- **Do this**: Return all lines in the material below that contain "лесов".

Saved entries:
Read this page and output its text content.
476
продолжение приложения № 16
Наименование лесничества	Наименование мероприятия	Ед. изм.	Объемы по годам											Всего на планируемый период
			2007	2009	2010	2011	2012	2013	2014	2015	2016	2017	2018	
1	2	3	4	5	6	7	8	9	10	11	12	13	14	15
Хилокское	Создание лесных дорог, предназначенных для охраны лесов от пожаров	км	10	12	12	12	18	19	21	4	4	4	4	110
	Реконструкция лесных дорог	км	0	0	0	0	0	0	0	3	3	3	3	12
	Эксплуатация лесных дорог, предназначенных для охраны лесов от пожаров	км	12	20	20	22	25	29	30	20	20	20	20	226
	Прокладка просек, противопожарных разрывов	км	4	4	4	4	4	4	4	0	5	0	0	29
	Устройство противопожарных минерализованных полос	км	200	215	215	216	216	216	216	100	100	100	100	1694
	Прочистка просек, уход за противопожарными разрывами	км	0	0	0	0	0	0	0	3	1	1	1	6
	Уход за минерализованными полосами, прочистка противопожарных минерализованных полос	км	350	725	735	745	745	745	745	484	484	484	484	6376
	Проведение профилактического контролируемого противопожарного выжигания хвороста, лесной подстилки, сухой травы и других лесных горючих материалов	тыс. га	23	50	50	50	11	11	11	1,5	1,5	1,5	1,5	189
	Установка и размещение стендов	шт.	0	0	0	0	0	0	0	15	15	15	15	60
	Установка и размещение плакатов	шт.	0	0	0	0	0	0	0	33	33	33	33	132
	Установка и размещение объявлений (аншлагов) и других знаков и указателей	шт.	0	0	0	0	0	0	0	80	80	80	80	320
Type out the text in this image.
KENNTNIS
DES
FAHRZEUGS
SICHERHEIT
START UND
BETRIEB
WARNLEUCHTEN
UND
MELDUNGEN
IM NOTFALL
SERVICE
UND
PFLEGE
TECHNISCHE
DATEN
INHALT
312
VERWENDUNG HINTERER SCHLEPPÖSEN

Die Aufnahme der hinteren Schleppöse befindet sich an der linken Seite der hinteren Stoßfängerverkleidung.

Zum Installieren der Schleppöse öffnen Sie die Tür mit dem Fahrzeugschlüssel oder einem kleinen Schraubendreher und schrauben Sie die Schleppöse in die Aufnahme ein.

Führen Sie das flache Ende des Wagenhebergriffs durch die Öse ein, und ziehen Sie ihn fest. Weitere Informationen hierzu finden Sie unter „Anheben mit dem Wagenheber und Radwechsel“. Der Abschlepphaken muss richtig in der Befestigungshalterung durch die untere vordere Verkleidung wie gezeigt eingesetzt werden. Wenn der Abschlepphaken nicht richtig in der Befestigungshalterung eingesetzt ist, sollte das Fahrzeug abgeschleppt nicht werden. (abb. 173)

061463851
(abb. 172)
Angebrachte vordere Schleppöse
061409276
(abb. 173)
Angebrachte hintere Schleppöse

- **Exercise solution**:
Хилокское	Создание лесных дорог, предназначенных для охраны лесов от пожаров	км	10	12	12	12	18	19	21	4	4	4	4	110
	Эксплуатация лесных дорог, предназначенных для охраны лесов от пожаров	км	12	20	20	22	25	29	30	20	20	20	20	226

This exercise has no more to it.